*Task objective*
Copy every record exactly as it stands. Leave the pictures out.
*** Begin section ***
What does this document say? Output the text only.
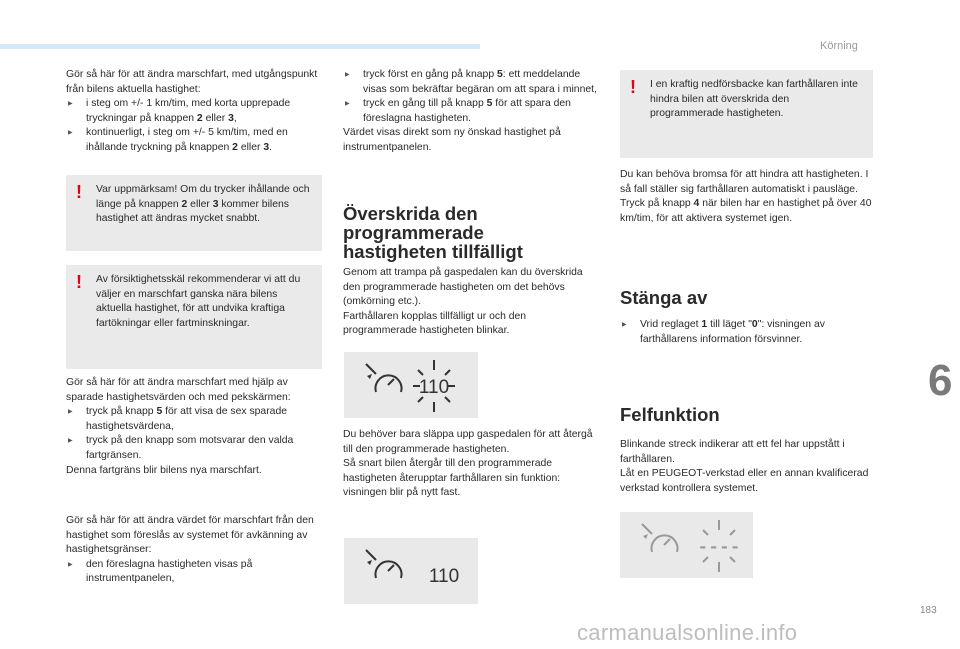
Körning
6

Gör så här för att ändra marschfart, med utgångspunkt från bilens aktuella hastighet:

▶ i steg om +/- 1 km/tim, med korta upprepade tryckningar på knappen 2 eller 3,

▶ kontinuerligt, i steg om +/- 5 km/tim, med en ihållande tryckning på knappen 2 eller 3.

! Var uppmärksam! Om du trycker ihållande och länge på knappen 2 eller 3 kommer bilens hastighet att ändras mycket snabbt.
! Av försiktighetsskäl rekommenderar vi att du väljer en marschfart ganska nära bilens aktuella hastighet, för att undvika kraftiga fartökningar eller fartminskningar.

Gör så här för att ändra marschfart med hjälp av sparade hastighetsvärden och med pekskärmen:

▶ tryck på knapp 5 för att visa de sex sparade hastighetsvärdena,

▶ tryck på den knapp som motsvarar den valda fartgränsen.

Denna fartgräns blir bilens nya marschfart.

Gör så här för att ändra värdet för marschfart från den hastighet som föreslås av systemet för avkänning av hastighetsgränser:

▶ den föreslagna hastigheten visas på instrumentpanelen,

▶ tryck först en gång på knapp 5: ett meddelande visas som bekräftar begäran om att spara i minnet,

▶ tryck en gång till på knapp 5 för att spara den föreslagna hastigheten.

Värdet visas direkt som ny önskad hastighet på instrumentpanelen.

Överskrida den programmerade hastigheten tillfälligt

Genom att trampa på gaspedalen kan du överskrida den programmerade hastigheten om det behövs (omkörning etc.).

Farthållaren kopplas tillfälligt ur och den programmerade hastigheten blinkar.

110

Du behöver bara släppa upp gaspedalen för att återgå till den programmerade hastigheten.

Så snart bilen återgår till den programmerade hastigheten återupptar farthållaren sin funktion: visningen blir på nytt fast.

110
! I en kraftig nedförsbacke kan farthållaren inte hindra bilen att överskrida den programmerade hastigheten.

Du kan behöva bromsa för att hindra att hastigheten. I så fall ställer sig farthållaren automatiskt i pausläge.

Tryck på knapp 4 när bilen har en hastighet på över 40 km/tim, för att aktivera systemet igen.

Stänga av

▶ Vrid reglaget 1 till läget "0": visningen av farthållarens information försvinner.

Felfunktion

Blinkande streck indikerar att ett fel har uppstått i farthållaren.

Låt en PEUGEOT-verkstad eller en annan kvalificerad verkstad kontrollera systemet.

----
183
carmanualsonline.info
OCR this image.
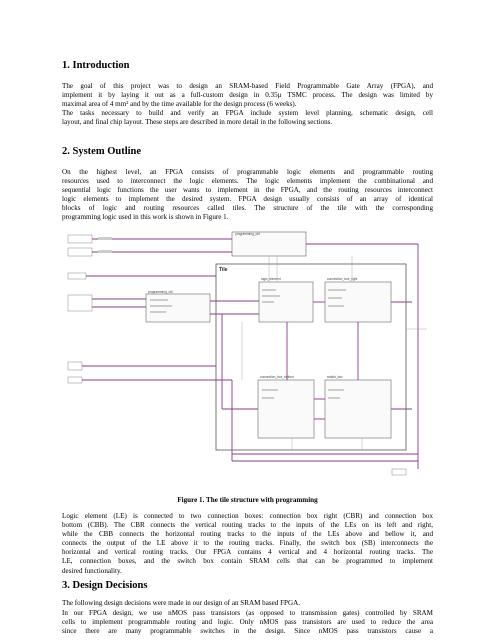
1. Introduction

The goal of this project was to design an SRAM-based Field Programmable Gate Array (FPGA), and
implement it by laying it out as a full-custom design in 0.35μ TSMC process. The design was limited by
maximal area of 4 mm² and by the time available for the design process (6 weeks).

The tasks necessary to build and verify an FPGA include system level planning, schematic design, cell
layout, and final chip layout. These steps are described in more detail in the following sections.

2. System Outline

On the highest level, an FPGA consists of programmable logic elements and programmable routing
resources used to interconnect the logic elements. The logic elements implement the combinational and
sequential logic functions the user wants to implement in the FPGA, and the routing resources interconnect
logic elements to implement the desired system. FPGA design usually consists of an array of identical
blocks of logic and routing resources called tiles. The structure of the tile with the corresponding
programming logic used in this work is shown in Figure 1.

programming_ctrl
Tile
programming_ctrl
logic_element	connection_box_right
connection_box_bottom	switch_box

Figure 1. The tile structure with programming

Logic element (LE) is connected to two connection boxes: connection box right (CBR) and connection box
bottom (CBB). The CBR connects the vertical routing tracks to the inputs of the LEs on its left and right,
while the CBB connects the horizontal routing tracks to the inputs of the LEs above and bellow it, and
connects the output of the LE above it to the routing tracks. Finally, the switch box (SB) interconnects the
horizontal and vertical routing tracks. Our FPGA contains 4 vertical and 4 horizontal routing tracks. The
LE, connection boxes, and the switch box contain SRAM cells that can be programmed to implement
desired functionality.

3. Design Decisions

The following design decisions were made in our design of an SRAM based FPGA.

In our FPGA design, we use nMOS pass transistors (as opposed to transmission gates) controlled by SRAM
cells to implement programmable routing and logic. Only nMOS pass transistors are used to reduce the area
since there are many programmable switches in the design. Since nMOS pass transistors cause a
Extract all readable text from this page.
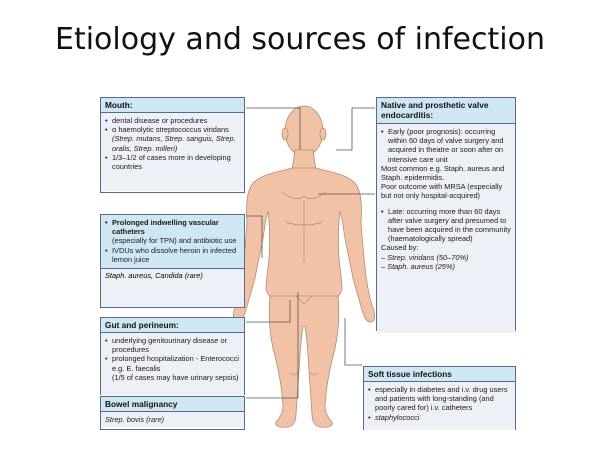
Etiology and sources of infection
Mouth:
• dental disease or procedures
• α haemolytic streptococcus viridans

(Strep. mutans, Strep. sanguis, Strep. oralis, Strep. milleri)

• 1/3–1/2 of cases more in developing countries
• Prolonged indwelling vascular catheters

(especially for TPN) and antibiotic use

• IVDUs who dissolve heroin in infected lemon juice
Staph. aureus, Candida (rare)
Gut and perineum:
• underlying genitourinary disease or procedures
• prolonged hospitalization - Enterococci e.g. E. faecalis

(1/5 of cases may have urinary sepsis)

Bowel malignancy
Strep. bovis (rare)
Native and prosthetic valve endocarditis:
• Early (poor prognosis): occurring within 60 days of valve surgery and acquired in theatre or soon after on intensive care unit

Most common e.g. Staph. aureus and Staph. epidermidis.

Poor outcome with MRSA (especially but not only hospital-acquired)

• Late: occurring more than 60 days after valve surgery and presumed to have been acquired in the community (haematologically spread)

Caused by:

– Strep. viridans (50–70%)

– Staph. aureus (25%)

Soft tissue infections
• especially in diabetes and i.v. drug users and patients with long-standing (and poorly cared for) i.v. catheters
• staphylococci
*** End section ***
*Expected answer*
What does this document say? Output the text only.
Körning
6

Gör så här för att ändra marschfart, med utgångspunkt från bilens aktuella hastighet:

▶ i steg om +/- 1 km/tim, med korta upprepade tryckningar på knappen 2 eller 3,

▶ kontinuerligt, i steg om +/- 5 km/tim, med en ihållande tryckning på knappen 2 eller 3.

! Var uppmärksam! Om du trycker ihållande och länge på knappen 2 eller 3 kommer bilens hastighet att ändras mycket snabbt.
! Av försiktighetsskäl rekommenderar vi att du väljer en marschfart ganska nära bilens aktuella hastighet, för att undvika kraftiga fartökningar eller fartminskningar.

Gör så här för att ändra marschfart med hjälp av sparade hastighetsvärden och med pekskärmen:

▶ tryck på knapp 5 för att visa de sex sparade hastighetsvärdena,

▶ tryck på den knapp som motsvarar den valda fartgränsen.

Denna fartgräns blir bilens nya marschfart.

Gör så här för att ändra värdet för marschfart från den hastighet som föreslås av systemet för avkänning av hastighetsgränser:

▶ den föreslagna hastigheten visas på instrumentpanelen,

▶ tryck först en gång på knapp 5: ett meddelande visas som bekräftar begäran om att spara i minnet,

▶ tryck en gång till på knapp 5 för att spara den föreslagna hastigheten.

Värdet visas direkt som ny önskad hastighet på instrumentpanelen.

Överskrida den programmerade hastigheten tillfälligt

Genom att trampa på gaspedalen kan du överskrida den programmerade hastigheten om det behövs (omkörning etc.).

Farthållaren kopplas tillfälligt ur och den programmerade hastigheten blinkar.

110

Du behöver bara släppa upp gaspedalen för att återgå till den programmerade hastigheten.

Så snart bilen återgår till den programmerade hastigheten återupptar farthållaren sin funktion: visningen blir på nytt fast.

110
! I en kraftig nedförsbacke kan farthållaren inte hindra bilen att överskrida den programmerade hastigheten.

Du kan behöva bromsa för att hindra att hastigheten. I så fall ställer sig farthållaren automatiskt i pausläge.

Tryck på knapp 4 när bilen har en hastighet på över 40 km/tim, för att aktivera systemet igen.

Stänga av

▶ Vrid reglaget 1 till läget "0": visningen av farthållarens information försvinner.

Felfunktion

Blinkande streck indikerar att ett fel har uppstått i farthållaren.

Låt en PEUGEOT-verkstad eller en annan kvalificerad verkstad kontrollera systemet.

----
183
carmanualsonline.info
OCR this image.
1. Introduction

The goal of this project was to design an SRAM-based Field Programmable Gate Array (FPGA), and
implement it by laying it out as a full-custom design in 0.35μ TSMC process. The design was limited by
maximal area of 4 mm² and by the time available for the design process (6 weeks).

The tasks necessary to build and verify an FPGA include system level planning, schematic design, cell
layout, and final chip layout. These steps are described in more detail in the following sections.

2. System Outline

On the highest level, an FPGA consists of programmable logic elements and programmable routing
resources used to interconnect the logic elements. The logic elements implement the combinational and
sequential logic functions the user wants to implement in the FPGA, and the routing resources interconnect
logic elements to implement the desired system. FPGA design usually consists of an array of identical
blocks of logic and routing resources called tiles. The structure of the tile with the corresponding
programming logic used in this work is shown in Figure 1.

programming_ctrl
Tile
programming_ctrl
logic_element	connection_box_right
connection_box_bottom	switch_box

Figure 1. The tile structure with programming

Logic element (LE) is connected to two connection boxes: connection box right (CBR) and connection box
bottom (CBB). The CBR connects the vertical routing tracks to the inputs of the LEs on its left and right,
while the CBB connects the horizontal routing tracks to the inputs of the LEs above and bellow it, and
connects the output of the LE above it to the routing tracks. Finally, the switch box (SB) interconnects the
horizontal and vertical routing tracks. Our FPGA contains 4 vertical and 4 horizontal routing tracks. The
LE, connection boxes, and the switch box contain SRAM cells that can be programmed to implement
desired functionality.

3. Design Decisions

The following design decisions were made in our design of an SRAM based FPGA.

In our FPGA design, we use nMOS pass transistors (as opposed to transmission gates) controlled by SRAM
cells to implement programmable routing and logic. Only nMOS pass transistors are used to reduce the area
since there are many programmable switches in the design. Since nMOS pass transistors cause a
Extract all readable text from this page.
Etiology and sources of infection
Mouth:
• dental disease or procedures
• α haemolytic streptococcus viridans

(Strep. mutans, Strep. sanguis, Strep. oralis, Strep. milleri)

• 1/3–1/2 of cases more in developing countries
• Prolonged indwelling vascular catheters

(especially for TPN) and antibiotic use

• IVDUs who dissolve heroin in infected lemon juice
Staph. aureus, Candida (rare)
Gut and perineum:
• underlying genitourinary disease or procedures
• prolonged hospitalization - Enterococci e.g. E. faecalis

(1/5 of cases may have urinary sepsis)

Bowel malignancy
Strep. bovis (rare)
Native and prosthetic valve endocarditis:
• Early (poor prognosis): occurring within 60 days of valve surgery and acquired in theatre or soon after on intensive care unit

Most common e.g. Staph. aureus and Staph. epidermidis.

Poor outcome with MRSA (especially but not only hospital-acquired)

• Late: occurring more than 60 days after valve surgery and presumed to have been acquired in the community (haematologically spread)

Caused by:

– Strep. viridans (50–70%)

– Staph. aureus (25%)

Soft tissue infections
• especially in diabetes and i.v. drug users and patients with long-standing (and poorly cared for) i.v. catheters
• staphylococci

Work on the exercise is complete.